## Begin
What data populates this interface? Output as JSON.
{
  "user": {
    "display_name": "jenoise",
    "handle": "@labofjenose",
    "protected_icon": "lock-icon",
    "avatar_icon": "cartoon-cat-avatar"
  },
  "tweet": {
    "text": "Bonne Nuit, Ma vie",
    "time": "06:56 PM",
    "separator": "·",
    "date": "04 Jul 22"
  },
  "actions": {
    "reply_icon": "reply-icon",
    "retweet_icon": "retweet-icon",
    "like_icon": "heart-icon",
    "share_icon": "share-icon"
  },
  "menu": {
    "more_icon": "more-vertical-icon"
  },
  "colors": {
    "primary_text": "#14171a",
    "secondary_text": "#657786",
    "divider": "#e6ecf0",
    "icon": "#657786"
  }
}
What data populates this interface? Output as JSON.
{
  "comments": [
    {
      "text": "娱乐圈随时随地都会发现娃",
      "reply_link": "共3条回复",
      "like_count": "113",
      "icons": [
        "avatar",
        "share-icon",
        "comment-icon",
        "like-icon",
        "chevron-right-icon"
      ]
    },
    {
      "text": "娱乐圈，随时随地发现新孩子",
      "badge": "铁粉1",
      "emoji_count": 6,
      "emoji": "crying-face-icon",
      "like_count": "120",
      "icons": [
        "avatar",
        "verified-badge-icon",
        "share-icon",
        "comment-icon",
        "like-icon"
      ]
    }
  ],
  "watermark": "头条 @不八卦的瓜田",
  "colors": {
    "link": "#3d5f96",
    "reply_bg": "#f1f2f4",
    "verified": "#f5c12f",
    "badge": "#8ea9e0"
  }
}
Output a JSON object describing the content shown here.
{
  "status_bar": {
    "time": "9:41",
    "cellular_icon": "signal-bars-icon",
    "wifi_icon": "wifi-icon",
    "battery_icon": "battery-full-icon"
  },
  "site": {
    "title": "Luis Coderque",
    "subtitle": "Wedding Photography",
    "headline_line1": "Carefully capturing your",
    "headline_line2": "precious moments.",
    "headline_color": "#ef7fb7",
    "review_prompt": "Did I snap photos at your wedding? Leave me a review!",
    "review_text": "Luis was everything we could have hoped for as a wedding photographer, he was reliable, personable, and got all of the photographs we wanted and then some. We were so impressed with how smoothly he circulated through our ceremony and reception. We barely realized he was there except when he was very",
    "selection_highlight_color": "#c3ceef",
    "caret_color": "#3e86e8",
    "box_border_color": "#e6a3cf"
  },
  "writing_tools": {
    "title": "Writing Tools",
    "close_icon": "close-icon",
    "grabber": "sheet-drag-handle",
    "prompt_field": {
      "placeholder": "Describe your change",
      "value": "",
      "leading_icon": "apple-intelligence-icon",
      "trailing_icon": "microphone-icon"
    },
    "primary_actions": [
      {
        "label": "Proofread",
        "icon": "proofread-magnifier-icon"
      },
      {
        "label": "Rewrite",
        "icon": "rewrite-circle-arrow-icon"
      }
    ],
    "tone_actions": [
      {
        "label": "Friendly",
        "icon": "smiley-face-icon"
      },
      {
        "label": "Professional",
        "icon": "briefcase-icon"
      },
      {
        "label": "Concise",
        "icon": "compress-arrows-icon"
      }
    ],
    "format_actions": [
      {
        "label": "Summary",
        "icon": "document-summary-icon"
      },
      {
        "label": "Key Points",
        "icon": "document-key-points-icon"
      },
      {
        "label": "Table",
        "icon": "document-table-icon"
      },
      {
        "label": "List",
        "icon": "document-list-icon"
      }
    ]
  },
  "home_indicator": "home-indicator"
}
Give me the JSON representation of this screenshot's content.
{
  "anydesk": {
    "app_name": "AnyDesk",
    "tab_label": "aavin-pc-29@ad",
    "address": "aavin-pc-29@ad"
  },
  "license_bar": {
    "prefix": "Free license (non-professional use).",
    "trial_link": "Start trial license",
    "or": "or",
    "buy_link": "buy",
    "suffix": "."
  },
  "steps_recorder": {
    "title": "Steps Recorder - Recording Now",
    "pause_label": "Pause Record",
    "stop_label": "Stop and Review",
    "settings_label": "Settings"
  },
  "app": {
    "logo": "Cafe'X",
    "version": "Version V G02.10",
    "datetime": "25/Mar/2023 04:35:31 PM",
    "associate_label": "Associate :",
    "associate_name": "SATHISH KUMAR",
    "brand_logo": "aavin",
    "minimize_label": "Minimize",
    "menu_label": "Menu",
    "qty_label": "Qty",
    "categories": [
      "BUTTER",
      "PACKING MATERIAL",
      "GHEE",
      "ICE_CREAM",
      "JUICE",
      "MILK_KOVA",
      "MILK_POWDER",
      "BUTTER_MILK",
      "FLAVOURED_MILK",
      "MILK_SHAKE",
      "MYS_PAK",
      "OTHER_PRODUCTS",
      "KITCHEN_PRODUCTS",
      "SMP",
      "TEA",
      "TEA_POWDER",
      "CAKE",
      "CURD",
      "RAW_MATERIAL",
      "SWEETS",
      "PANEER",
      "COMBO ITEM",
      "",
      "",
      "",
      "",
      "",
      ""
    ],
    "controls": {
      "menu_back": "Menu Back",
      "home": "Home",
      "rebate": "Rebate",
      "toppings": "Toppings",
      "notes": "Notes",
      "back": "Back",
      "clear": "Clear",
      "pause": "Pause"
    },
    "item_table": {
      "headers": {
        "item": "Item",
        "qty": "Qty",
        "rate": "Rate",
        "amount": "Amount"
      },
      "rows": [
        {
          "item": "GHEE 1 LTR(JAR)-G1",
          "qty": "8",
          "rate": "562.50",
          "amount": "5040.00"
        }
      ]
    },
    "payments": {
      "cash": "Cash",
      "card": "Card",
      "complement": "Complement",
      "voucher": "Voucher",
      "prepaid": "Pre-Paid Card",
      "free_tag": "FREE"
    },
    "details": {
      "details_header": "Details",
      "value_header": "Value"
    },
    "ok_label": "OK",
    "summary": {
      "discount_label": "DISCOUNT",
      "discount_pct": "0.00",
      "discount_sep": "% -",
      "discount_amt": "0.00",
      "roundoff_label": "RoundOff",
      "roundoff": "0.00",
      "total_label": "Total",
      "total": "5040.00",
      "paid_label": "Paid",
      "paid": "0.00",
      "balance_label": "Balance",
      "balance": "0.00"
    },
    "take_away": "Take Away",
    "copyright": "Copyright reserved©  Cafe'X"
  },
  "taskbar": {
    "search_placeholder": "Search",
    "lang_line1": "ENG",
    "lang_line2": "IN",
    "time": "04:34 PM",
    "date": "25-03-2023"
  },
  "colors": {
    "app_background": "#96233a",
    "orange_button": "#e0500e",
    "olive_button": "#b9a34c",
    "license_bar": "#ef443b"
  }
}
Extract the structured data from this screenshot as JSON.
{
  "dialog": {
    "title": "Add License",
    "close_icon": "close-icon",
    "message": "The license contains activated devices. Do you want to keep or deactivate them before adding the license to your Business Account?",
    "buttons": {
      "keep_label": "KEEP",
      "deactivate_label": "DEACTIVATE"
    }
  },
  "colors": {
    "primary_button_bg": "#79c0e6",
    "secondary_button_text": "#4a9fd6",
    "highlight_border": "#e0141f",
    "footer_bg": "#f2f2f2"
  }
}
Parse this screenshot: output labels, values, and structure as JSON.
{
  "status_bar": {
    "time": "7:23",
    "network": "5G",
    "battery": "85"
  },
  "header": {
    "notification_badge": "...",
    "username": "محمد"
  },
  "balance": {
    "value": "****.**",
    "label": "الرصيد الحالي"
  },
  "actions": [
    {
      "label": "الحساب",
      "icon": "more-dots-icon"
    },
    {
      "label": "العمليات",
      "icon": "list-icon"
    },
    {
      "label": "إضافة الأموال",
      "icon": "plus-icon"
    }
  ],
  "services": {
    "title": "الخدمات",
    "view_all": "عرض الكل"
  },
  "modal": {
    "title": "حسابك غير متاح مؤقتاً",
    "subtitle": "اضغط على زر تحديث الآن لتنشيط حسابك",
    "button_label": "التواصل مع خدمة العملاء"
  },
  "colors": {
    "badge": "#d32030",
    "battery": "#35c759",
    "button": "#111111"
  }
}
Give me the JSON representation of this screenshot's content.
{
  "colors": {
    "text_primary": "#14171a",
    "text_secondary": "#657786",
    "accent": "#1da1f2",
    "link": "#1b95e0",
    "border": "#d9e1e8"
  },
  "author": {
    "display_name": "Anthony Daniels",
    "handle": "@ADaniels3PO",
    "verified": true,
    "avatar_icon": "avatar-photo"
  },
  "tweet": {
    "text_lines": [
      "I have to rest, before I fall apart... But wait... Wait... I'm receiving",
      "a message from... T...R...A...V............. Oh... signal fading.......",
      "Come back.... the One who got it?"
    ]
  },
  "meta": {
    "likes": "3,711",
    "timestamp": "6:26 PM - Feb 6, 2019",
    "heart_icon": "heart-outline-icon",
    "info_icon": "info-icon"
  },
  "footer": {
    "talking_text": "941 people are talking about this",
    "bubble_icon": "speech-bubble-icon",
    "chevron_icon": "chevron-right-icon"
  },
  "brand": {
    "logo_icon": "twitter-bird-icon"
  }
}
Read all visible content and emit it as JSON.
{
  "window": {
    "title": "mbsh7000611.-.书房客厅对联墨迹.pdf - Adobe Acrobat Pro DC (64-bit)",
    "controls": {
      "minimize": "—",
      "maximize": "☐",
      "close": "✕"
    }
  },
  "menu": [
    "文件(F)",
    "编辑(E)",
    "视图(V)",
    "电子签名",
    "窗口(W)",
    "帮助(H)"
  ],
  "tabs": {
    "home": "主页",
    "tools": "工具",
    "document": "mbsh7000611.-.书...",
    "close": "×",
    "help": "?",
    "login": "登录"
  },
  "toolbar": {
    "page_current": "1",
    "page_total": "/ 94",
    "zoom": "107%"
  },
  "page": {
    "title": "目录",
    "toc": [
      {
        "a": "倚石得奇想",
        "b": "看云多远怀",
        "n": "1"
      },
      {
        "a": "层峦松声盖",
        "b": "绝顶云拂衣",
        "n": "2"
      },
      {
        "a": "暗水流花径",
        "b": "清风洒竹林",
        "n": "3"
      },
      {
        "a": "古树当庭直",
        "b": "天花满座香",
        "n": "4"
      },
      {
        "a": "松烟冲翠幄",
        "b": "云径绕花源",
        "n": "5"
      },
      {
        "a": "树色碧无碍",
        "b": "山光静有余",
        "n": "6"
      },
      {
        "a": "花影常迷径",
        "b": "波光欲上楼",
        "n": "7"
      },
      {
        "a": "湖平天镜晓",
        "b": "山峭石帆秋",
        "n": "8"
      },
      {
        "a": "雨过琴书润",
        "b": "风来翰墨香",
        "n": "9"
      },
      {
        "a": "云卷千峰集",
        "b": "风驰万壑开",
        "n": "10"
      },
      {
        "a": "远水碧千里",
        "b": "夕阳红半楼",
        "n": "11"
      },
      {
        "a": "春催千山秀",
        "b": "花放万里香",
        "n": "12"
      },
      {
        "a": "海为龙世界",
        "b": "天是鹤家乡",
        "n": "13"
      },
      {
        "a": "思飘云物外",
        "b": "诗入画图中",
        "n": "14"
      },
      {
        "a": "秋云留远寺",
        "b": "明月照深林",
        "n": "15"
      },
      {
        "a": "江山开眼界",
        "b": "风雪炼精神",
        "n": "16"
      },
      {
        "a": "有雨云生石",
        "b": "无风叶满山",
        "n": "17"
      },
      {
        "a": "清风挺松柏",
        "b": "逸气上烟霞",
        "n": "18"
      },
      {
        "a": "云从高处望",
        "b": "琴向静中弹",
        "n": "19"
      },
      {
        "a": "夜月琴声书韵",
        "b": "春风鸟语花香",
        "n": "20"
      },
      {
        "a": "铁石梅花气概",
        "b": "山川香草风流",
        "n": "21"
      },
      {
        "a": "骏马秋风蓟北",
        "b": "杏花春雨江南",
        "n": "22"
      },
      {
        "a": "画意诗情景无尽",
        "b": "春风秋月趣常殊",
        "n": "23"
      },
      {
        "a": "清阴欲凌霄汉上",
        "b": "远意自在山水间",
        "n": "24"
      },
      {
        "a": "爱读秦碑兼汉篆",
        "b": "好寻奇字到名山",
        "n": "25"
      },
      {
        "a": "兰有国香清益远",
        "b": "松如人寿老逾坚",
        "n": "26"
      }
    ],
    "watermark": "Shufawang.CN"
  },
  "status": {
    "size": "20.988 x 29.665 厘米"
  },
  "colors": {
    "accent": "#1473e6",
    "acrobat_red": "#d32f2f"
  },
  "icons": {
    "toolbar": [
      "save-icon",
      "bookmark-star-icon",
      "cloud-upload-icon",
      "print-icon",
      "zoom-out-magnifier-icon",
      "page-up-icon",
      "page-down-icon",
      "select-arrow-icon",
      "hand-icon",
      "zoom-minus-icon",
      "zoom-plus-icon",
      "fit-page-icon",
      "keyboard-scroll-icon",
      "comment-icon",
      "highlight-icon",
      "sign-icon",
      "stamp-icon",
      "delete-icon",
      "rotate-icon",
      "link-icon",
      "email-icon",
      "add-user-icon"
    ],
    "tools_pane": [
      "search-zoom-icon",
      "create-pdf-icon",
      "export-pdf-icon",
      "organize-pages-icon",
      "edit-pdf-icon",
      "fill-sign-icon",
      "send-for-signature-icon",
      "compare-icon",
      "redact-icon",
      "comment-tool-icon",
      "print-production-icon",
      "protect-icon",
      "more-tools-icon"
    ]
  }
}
## End
## GOAL
Take each line of the material that contains the word "from" and list it.

## EXPECTED ANSWER
Extract the structured data from this screenshot as JSON.
      "a message from... T...R...A...V............. Oh... signal fading.......",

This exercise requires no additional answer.